* _WHAT TO WORK ON_: Write out each entry, exactly the way it appears.

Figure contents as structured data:
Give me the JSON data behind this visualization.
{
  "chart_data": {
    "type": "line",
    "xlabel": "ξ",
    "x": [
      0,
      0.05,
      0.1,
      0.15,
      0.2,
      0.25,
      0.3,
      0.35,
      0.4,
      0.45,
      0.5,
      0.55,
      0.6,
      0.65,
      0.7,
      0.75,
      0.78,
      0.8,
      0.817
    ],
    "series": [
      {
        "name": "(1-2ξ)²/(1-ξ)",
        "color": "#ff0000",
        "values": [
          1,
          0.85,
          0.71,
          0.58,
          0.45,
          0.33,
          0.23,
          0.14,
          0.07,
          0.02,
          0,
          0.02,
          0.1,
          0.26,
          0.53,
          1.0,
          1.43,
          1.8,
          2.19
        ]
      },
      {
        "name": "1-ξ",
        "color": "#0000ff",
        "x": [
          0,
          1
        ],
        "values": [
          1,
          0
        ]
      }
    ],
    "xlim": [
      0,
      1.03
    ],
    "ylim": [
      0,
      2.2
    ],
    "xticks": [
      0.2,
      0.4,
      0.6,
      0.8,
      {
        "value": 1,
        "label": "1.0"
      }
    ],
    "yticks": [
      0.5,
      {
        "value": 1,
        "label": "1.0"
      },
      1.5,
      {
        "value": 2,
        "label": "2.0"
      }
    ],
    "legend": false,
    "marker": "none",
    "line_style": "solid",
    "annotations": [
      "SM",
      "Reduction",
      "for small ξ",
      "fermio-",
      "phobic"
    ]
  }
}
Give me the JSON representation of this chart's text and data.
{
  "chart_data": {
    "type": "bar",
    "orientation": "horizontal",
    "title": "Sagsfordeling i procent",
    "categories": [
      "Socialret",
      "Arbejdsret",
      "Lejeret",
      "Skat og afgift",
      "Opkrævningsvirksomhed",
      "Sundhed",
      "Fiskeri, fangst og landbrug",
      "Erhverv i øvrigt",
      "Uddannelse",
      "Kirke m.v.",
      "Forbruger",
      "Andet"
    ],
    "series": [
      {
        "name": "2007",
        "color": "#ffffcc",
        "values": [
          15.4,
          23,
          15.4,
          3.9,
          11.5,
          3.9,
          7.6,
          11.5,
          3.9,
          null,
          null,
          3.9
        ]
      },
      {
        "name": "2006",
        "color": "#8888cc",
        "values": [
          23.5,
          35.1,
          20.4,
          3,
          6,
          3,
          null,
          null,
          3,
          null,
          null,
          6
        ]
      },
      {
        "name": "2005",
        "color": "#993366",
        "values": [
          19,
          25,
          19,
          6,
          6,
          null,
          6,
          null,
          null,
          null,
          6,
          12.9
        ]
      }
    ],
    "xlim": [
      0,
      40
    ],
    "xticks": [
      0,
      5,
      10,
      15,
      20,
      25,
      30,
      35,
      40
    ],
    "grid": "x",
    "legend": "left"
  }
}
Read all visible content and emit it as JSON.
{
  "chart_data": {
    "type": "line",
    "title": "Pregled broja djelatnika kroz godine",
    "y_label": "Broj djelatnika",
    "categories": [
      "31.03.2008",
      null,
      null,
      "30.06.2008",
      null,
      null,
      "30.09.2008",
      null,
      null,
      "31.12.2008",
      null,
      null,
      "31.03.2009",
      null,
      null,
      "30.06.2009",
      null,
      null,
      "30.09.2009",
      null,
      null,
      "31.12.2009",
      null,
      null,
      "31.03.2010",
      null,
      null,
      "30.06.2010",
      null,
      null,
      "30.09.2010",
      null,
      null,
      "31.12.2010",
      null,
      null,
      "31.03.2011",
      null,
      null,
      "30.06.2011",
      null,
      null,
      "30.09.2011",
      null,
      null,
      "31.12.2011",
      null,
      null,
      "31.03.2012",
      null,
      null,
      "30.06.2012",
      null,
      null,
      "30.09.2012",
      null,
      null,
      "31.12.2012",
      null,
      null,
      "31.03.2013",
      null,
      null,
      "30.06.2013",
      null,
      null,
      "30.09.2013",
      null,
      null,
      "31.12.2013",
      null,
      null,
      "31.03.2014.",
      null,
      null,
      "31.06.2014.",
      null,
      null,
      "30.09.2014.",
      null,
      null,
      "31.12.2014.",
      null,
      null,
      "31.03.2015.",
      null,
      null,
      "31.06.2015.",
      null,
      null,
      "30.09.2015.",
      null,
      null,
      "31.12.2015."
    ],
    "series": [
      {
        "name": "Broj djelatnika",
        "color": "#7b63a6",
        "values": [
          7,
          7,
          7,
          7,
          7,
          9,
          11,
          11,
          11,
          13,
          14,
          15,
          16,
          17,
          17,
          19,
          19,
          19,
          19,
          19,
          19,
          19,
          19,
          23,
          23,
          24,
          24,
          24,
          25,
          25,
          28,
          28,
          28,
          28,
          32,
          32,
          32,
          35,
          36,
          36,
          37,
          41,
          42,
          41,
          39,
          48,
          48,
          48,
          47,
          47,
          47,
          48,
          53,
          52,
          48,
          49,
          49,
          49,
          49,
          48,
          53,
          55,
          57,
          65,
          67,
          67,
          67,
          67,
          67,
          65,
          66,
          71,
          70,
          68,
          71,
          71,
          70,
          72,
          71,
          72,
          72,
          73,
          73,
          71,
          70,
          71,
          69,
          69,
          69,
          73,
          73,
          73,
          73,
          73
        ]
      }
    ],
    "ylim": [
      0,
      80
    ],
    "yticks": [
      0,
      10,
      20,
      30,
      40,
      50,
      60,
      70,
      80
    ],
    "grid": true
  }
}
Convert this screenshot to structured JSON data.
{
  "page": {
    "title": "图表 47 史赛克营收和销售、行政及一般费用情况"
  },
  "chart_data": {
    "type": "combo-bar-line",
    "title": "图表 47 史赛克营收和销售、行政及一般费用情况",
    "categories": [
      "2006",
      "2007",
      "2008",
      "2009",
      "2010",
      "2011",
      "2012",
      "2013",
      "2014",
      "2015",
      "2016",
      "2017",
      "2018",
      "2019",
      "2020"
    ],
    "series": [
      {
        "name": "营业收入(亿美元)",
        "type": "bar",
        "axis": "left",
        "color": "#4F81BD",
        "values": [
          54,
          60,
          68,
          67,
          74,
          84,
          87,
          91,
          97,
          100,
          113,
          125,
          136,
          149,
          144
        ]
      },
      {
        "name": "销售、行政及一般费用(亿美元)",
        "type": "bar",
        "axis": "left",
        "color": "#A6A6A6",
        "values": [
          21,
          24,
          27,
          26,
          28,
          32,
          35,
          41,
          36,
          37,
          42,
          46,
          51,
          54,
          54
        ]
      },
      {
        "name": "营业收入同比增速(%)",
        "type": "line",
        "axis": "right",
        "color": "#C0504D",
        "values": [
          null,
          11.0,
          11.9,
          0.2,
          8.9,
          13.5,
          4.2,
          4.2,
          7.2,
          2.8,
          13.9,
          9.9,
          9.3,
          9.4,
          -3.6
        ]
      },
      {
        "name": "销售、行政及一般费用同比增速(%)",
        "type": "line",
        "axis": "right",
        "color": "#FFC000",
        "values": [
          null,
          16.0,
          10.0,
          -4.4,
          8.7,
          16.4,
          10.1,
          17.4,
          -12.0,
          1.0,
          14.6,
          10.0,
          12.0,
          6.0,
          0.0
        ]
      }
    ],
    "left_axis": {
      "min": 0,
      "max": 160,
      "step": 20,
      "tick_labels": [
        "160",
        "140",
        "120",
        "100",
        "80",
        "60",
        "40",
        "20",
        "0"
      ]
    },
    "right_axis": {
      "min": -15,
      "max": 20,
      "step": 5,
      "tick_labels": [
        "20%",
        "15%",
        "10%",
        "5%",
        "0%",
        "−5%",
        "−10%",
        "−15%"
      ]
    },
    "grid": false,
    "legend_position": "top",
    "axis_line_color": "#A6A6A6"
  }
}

* _RESPONSE TO THIS EXERCISE_:
Give me the JSON data behind this visualization.
{
  "chart_data": {
    "type": "line",
    "xlabel": "ξ",
    "x": [
      0,
      0.05,
      0.1,
      0.15,
      0.2,
      0.25,
      0.3,
      0.35,
      0.4,
      0.45,
      0.5,
      0.55,
      0.6,
      0.65,
      0.7,
      0.75,
      0.78,
      0.8,
      0.817
    ],
    "series": [
      {
        "name": "(1-2ξ)²/(1-ξ)",
        "color": "#ff0000",
        "values": [
          1,
          0.85,
          0.71,
          0.58,
          0.45,
          0.33,
          0.23,
          0.14,
          0.07,
          0.02,
          0,
          0.02,
          0.1,
          0.26,
          0.53,
          1.0,
          1.43,
          1.8,
          2.19
        ]
      },
      {
        "name": "1-ξ",
        "color": "#0000ff",
        "x": [
          0,
          1
        ],
        "values": [
          1,
          0
        ]
      }
    ],
    "xlim": [
      0,
      1.03
    ],
    "ylim": [
      0,
      2.2
    ],
    "xticks": [
      0.2,
      0.4,
      0.6,
      0.8,
      {
        "value": 1,
        "label": "1.0"
      }
    ],
    "yticks": [
      0.5,
      {
        "value": 1,
        "label": "1.0"
      },
      1.5,
      {
        "value": 2,
        "label": "2.0"
      }
    ],
    "legend": false,
    "marker": "none",
    "line_style": "solid",
    "annotations": [
      "SM",
      "Reduction",
      "for small ξ",
      "fermio-",
      "phobic"
    ]
  }
}
Give me the JSON representation of this chart's text and data.
{
  "chart_data": {
    "type": "bar",
    "orientation": "horizontal",
    "title": "Sagsfordeling i procent",
    "categories": [
      "Socialret",
      "Arbejdsret",
      "Lejeret",
      "Skat og afgift",
      "Opkrævningsvirksomhed",
      "Sundhed",
      "Fiskeri, fangst og landbrug",
      "Erhverv i øvrigt",
      "Uddannelse",
      "Kirke m.v.",
      "Forbruger",
      "Andet"
    ],
    "series": [
      {
        "name": "2007",
        "color": "#ffffcc",
        "values": [
          15.4,
          23,
          15.4,
          3.9,
          11.5,
          3.9,
          7.6,
          11.5,
          3.9,
          null,
          null,
          3.9
        ]
      },
      {
        "name": "2006",
        "color": "#8888cc",
        "values": [
          23.5,
          35.1,
          20.4,
          3,
          6,
          3,
          null,
          null,
          3,
          null,
          null,
          6
        ]
      },
      {
        "name": "2005",
        "color": "#993366",
        "values": [
          19,
          25,
          19,
          6,
          6,
          null,
          6,
          null,
          null,
          null,
          6,
          12.9
        ]
      }
    ],
    "xlim": [
      0,
      40
    ],
    "xticks": [
      0,
      5,
      10,
      15,
      20,
      25,
      30,
      35,
      40
    ],
    "grid": "x",
    "legend": "left"
  }
}
Read all visible content and emit it as JSON.
{
  "chart_data": {
    "type": "line",
    "title": "Pregled broja djelatnika kroz godine",
    "y_label": "Broj djelatnika",
    "categories": [
      "31.03.2008",
      null,
      null,
      "30.06.2008",
      null,
      null,
      "30.09.2008",
      null,
      null,
      "31.12.2008",
      null,
      null,
      "31.03.2009",
      null,
      null,
      "30.06.2009",
      null,
      null,
      "30.09.2009",
      null,
      null,
      "31.12.2009",
      null,
      null,
      "31.03.2010",
      null,
      null,
      "30.06.2010",
      null,
      null,
      "30.09.2010",
      null,
      null,
      "31.12.2010",
      null,
      null,
      "31.03.2011",
      null,
      null,
      "30.06.2011",
      null,
      null,
      "30.09.2011",
      null,
      null,
      "31.12.2011",
      null,
      null,
      "31.03.2012",
      null,
      null,
      "30.06.2012",
      null,
      null,
      "30.09.2012",
      null,
      null,
      "31.12.2012",
      null,
      null,
      "31.03.2013",
      null,
      null,
      "30.06.2013",
      null,
      null,
      "30.09.2013",
      null,
      null,
      "31.12.2013",
      null,
      null,
      "31.03.2014.",
      null,
      null,
      "31.06.2014.",
      null,
      null,
      "30.09.2014.",
      null,
      null,
      "31.12.2014.",
      null,
      null,
      "31.03.2015.",
      null,
      null,
      "31.06.2015.",
      null,
      null,
      "30.09.2015.",
      null,
      null,
      "31.12.2015."
    ],
    "series": [
      {
        "name": "Broj djelatnika",
        "color": "#7b63a6",
        "values": [
          7,
          7,
          7,
          7,
          7,
          9,
          11,
          11,
          11,
          13,
          14,
          15,
          16,
          17,
          17,
          19,
          19,
          19,
          19,
          19,
          19,
          19,
          19,
          23,
          23,
          24,
          24,
          24,
          25,
          25,
          28,
          28,
          28,
          28,
          32,
          32,
          32,
          35,
          36,
          36,
          37,
          41,
          42,
          41,
          39,
          48,
          48,
          48,
          47,
          47,
          47,
          48,
          53,
          52,
          48,
          49,
          49,
          49,
          49,
          48,
          53,
          55,
          57,
          65,
          67,
          67,
          67,
          67,
          67,
          65,
          66,
          71,
          70,
          68,
          71,
          71,
          70,
          72,
          71,
          72,
          72,
          73,
          73,
          71,
          70,
          71,
          69,
          69,
          69,
          73,
          73,
          73,
          73,
          73
        ]
      }
    ],
    "ylim": [
      0,
      80
    ],
    "yticks": [
      0,
      10,
      20,
      30,
      40,
      50,
      60,
      70,
      80
    ],
    "grid": true
  }
}
Convert this screenshot to structured JSON data.
{
  "page": {
    "title": "图表 47 史赛克营收和销售、行政及一般费用情况"
  },
  "chart_data": {
    "type": "combo-bar-line",
    "title": "图表 47 史赛克营收和销售、行政及一般费用情况",
    "categories": [
      "2006",
      "2007",
      "2008",
      "2009",
      "2010",
      "2011",
      "2012",
      "2013",
      "2014",
      "2015",
      "2016",
      "2017",
      "2018",
      "2019",
      "2020"
    ],
    "series": [
      {
        "name": "营业收入(亿美元)",
        "type": "bar",
        "axis": "left",
        "color": "#4F81BD",
        "values": [
          54,
          60,
          68,
          67,
          74,
          84,
          87,
          91,
          97,
          100,
          113,
          125,
          136,
          149,
          144
        ]
      },
      {
        "name": "销售、行政及一般费用(亿美元)",
        "type": "bar",
        "axis": "left",
        "color": "#A6A6A6",
        "values": [
          21,
          24,
          27,
          26,
          28,
          32,
          35,
          41,
          36,
          37,
          42,
          46,
          51,
          54,
          54
        ]
      },
      {
        "name": "营业收入同比增速(%)",
        "type": "line",
        "axis": "right",
        "color": "#C0504D",
        "values": [
          null,
          11.0,
          11.9,
          0.2,
          8.9,
          13.5,
          4.2,
          4.2,
          7.2,
          2.8,
          13.9,
          9.9,
          9.3,
          9.4,
          -3.6
        ]
      },
      {
        "name": "销售、行政及一般费用同比增速(%)",
        "type": "line",
        "axis": "right",
        "color": "#FFC000",
        "values": [
          null,
          16.0,
          10.0,
          -4.4,
          8.7,
          16.4,
          10.1,
          17.4,
          -12.0,
          1.0,
          14.6,
          10.0,
          12.0,
          6.0,
          0.0
        ]
      }
    ],
    "left_axis": {
      "min": 0,
      "max": 160,
      "step": 20,
      "tick_labels": [
        "160",
        "140",
        "120",
        "100",
        "80",
        "60",
        "40",
        "20",
        "0"
      ]
    },
    "right_axis": {
      "min": -15,
      "max": 20,
      "step": 5,
      "tick_labels": [
        "20%",
        "15%",
        "10%",
        "5%",
        "0%",
        "−5%",
        "−10%",
        "−15%"
      ]
    },
    "grid": false,
    "legend_position": "top",
    "axis_line_color": "#A6A6A6"
  }
}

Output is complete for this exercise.